→ **PROVIDED MATERIAL**:
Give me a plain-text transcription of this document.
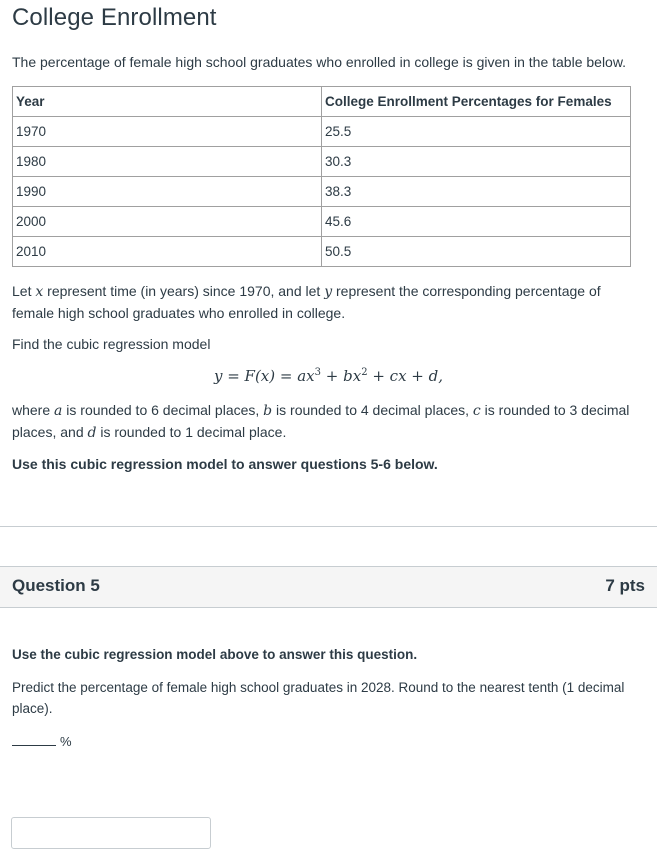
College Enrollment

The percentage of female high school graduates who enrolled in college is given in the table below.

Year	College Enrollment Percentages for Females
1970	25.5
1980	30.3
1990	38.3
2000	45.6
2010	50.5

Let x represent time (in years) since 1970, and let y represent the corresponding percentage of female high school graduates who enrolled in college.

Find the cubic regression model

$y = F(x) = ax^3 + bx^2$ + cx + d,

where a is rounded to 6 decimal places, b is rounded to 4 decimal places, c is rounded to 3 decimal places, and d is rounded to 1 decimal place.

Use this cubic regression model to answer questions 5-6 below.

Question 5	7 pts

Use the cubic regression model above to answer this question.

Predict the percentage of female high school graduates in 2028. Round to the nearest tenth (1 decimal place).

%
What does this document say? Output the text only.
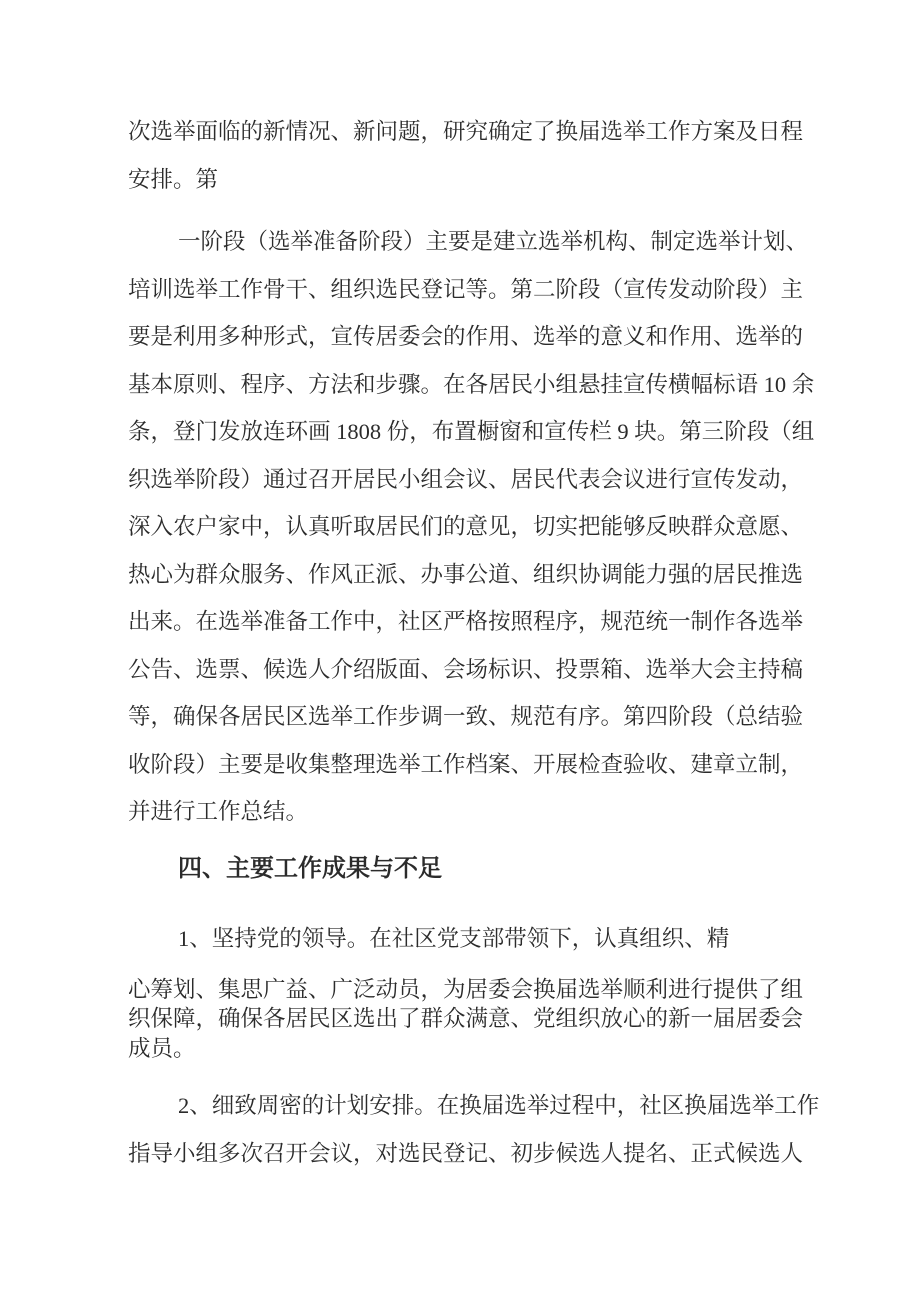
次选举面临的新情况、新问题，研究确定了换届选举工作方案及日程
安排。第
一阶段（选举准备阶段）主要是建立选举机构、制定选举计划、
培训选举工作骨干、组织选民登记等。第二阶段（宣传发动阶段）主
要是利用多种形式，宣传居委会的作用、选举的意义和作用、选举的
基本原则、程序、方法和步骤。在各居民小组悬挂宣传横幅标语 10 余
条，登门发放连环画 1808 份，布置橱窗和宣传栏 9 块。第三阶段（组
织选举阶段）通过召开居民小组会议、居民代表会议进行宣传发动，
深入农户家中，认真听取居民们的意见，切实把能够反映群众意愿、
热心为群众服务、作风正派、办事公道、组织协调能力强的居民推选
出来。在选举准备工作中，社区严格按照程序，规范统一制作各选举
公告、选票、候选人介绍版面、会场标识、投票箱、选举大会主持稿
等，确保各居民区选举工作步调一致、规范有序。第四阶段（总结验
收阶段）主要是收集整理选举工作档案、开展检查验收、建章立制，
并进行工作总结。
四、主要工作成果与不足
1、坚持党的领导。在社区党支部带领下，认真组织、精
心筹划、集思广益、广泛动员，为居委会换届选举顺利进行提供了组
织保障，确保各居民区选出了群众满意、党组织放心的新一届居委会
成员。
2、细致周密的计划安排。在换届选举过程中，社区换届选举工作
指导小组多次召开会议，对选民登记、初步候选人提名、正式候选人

→ **DESCRIPTION OF THE TASK**:
Only the lines from the line with "What does this" to the end of the records should be repeated, exactly and without pictures.

→ **WRITTEN RESPONSE**:
What does this document say? Output the text only.
次选举面临的新情况、新问题，研究确定了换届选举工作方案及日程
安排。第
一阶段（选举准备阶段）主要是建立选举机构、制定选举计划、
培训选举工作骨干、组织选民登记等。第二阶段（宣传发动阶段）主
要是利用多种形式，宣传居委会的作用、选举的意义和作用、选举的
基本原则、程序、方法和步骤。在各居民小组悬挂宣传横幅标语 10 余
条，登门发放连环画 1808 份，布置橱窗和宣传栏 9 块。第三阶段（组
织选举阶段）通过召开居民小组会议、居民代表会议进行宣传发动，
深入农户家中，认真听取居民们的意见，切实把能够反映群众意愿、
热心为群众服务、作风正派、办事公道、组织协调能力强的居民推选
出来。在选举准备工作中，社区严格按照程序，规范统一制作各选举
公告、选票、候选人介绍版面、会场标识、投票箱、选举大会主持稿
等，确保各居民区选举工作步调一致、规范有序。第四阶段（总结验
收阶段）主要是收集整理选举工作档案、开展检查验收、建章立制，
并进行工作总结。
四、主要工作成果与不足
1、坚持党的领导。在社区党支部带领下，认真组织、精
心筹划、集思广益、广泛动员，为居委会换届选举顺利进行提供了组
织保障，确保各居民区选出了群众满意、党组织放心的新一届居委会
成员。
2、细致周密的计划安排。在换届选举过程中，社区换届选举工作
指导小组多次召开会议，对选民登记、初步候选人提名、正式候选人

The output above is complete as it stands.